◆ Your task ◆
Return only the number of lines that hold "система".

◆ Supplied data ◆
########################################

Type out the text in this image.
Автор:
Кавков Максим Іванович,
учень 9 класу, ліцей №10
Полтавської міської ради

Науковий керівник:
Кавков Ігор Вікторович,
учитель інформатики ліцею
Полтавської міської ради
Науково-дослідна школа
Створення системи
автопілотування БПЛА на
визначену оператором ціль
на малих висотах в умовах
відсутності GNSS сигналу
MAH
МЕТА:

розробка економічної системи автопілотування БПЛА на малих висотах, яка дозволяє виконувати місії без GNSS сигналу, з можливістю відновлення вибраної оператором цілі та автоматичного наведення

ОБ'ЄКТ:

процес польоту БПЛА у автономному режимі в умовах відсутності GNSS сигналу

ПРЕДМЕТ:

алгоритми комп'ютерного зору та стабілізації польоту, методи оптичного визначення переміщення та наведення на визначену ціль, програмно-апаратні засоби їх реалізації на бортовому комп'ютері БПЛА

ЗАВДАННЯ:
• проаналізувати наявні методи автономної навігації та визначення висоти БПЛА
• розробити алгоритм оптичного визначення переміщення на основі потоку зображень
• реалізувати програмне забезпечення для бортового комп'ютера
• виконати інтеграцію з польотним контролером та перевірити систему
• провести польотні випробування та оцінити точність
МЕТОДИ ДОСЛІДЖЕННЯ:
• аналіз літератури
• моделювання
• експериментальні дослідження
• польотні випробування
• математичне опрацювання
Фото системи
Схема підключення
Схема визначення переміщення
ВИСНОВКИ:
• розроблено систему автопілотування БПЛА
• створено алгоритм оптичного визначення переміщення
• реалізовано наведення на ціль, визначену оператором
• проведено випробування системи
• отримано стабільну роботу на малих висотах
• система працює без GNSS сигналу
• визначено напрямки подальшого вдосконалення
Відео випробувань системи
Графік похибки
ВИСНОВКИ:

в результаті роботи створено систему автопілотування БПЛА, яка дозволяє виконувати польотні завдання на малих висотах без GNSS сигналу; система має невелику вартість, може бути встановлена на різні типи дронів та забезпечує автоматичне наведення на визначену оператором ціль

########################################

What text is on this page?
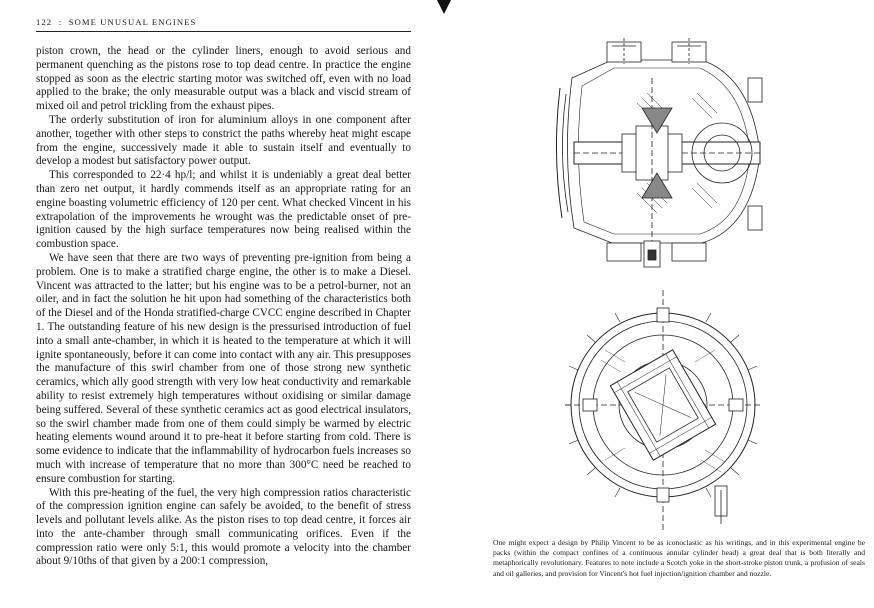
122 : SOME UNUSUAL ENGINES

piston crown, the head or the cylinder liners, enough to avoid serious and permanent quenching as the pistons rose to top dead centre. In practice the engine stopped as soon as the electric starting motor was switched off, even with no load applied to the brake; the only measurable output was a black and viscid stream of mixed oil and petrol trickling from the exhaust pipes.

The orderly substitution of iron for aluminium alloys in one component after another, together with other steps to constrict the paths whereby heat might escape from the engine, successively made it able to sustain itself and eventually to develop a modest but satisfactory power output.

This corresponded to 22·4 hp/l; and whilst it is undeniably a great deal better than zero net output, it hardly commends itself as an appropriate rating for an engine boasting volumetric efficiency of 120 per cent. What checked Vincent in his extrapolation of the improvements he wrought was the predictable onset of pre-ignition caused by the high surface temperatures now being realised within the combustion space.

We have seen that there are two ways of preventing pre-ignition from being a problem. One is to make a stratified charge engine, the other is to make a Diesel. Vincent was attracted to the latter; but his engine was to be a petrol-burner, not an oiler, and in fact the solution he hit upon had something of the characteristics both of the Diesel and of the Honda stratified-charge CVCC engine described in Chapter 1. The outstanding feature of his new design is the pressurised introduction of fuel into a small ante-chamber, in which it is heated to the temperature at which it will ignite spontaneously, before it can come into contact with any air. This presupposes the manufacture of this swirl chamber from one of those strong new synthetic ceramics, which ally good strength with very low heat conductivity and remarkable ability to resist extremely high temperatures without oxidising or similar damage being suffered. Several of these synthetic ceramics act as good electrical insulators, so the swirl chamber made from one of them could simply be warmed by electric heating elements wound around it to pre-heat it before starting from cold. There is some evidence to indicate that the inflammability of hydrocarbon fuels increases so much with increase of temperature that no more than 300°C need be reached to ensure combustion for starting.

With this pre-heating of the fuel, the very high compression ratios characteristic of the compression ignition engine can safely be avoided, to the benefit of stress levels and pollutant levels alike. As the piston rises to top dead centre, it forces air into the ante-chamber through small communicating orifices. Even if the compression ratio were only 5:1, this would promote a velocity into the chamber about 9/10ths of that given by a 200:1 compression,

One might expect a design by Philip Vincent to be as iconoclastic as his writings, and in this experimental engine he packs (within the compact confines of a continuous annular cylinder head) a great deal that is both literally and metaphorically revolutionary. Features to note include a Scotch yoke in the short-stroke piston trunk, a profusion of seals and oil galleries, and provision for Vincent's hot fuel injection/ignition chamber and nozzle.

########################################

◆ Reply to the task ◆
2